● **YOUR GOAL**:
Review the material and extract every line in which the word "ปโหลดและเป" occurs.

● **DATASET RECORDS**:

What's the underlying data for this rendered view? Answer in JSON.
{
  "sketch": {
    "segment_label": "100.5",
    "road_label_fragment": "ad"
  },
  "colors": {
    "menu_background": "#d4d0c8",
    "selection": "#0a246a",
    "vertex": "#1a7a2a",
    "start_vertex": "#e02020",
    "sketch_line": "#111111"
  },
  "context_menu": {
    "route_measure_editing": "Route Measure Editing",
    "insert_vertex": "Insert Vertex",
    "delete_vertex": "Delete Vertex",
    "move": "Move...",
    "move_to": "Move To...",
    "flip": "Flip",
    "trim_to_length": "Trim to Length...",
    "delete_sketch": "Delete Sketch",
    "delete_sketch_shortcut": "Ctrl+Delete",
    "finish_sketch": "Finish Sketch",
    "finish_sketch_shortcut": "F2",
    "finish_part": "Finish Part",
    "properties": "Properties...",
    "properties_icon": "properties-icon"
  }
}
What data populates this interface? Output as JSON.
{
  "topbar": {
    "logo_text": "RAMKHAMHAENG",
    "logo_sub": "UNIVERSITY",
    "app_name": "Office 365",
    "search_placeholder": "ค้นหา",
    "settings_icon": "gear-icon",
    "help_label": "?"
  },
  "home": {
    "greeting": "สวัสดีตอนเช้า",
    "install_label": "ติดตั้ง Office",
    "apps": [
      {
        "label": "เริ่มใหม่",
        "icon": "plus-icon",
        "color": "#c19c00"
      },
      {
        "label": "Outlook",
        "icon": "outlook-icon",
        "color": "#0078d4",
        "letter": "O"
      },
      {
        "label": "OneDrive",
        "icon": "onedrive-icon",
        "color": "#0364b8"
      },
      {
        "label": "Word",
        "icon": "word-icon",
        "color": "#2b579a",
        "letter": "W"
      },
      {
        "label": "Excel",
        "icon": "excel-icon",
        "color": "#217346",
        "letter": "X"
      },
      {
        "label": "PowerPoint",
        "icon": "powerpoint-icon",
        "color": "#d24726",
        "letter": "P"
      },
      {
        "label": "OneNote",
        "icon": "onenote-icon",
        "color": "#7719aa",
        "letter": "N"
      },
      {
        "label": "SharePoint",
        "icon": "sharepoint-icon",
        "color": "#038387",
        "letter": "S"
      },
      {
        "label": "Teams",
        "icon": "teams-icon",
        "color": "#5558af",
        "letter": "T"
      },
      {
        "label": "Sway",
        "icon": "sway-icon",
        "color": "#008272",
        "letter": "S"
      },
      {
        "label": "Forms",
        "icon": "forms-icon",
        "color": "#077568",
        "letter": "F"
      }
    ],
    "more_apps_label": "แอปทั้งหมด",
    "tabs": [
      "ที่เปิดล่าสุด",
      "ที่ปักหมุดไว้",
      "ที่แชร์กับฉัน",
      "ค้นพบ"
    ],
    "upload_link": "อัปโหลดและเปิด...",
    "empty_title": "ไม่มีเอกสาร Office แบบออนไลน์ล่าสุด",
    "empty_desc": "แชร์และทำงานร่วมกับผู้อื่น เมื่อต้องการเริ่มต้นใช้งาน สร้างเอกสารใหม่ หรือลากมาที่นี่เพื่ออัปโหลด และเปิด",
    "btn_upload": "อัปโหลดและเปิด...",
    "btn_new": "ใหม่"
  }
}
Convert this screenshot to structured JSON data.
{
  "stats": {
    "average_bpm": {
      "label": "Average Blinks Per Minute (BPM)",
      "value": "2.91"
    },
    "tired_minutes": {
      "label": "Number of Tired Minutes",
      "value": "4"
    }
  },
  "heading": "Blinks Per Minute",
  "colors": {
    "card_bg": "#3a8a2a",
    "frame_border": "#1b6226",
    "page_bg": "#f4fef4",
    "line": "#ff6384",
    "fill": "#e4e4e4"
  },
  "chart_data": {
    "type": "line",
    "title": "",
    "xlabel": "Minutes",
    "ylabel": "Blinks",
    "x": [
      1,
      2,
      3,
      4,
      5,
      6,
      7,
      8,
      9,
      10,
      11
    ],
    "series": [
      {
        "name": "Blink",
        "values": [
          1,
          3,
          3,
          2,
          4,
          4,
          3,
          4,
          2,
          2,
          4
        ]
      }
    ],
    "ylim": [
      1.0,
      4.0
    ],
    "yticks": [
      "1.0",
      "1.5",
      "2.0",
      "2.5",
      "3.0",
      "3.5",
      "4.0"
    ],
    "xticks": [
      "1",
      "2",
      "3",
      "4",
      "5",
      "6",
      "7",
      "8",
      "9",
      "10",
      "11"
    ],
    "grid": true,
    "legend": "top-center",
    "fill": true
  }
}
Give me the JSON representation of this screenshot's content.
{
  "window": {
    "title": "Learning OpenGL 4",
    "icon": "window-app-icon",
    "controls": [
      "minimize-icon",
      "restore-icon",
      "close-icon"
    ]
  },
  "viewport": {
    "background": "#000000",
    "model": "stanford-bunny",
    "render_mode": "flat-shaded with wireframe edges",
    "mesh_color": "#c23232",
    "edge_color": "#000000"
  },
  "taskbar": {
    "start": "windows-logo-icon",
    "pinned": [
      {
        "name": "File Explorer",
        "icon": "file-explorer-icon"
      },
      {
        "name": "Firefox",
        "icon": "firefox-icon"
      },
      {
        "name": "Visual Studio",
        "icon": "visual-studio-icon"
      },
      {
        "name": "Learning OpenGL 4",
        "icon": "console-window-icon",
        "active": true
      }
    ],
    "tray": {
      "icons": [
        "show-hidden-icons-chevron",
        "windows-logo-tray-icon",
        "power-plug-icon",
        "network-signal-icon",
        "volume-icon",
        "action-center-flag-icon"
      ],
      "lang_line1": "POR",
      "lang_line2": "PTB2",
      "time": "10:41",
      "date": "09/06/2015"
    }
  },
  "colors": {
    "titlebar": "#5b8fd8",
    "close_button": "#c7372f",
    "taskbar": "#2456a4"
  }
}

● **TASK OUTPUT**:
    "upload_link": "อัปโหลดและเปิด...",
    "btn_upload": "อัปโหลดและเปิด...",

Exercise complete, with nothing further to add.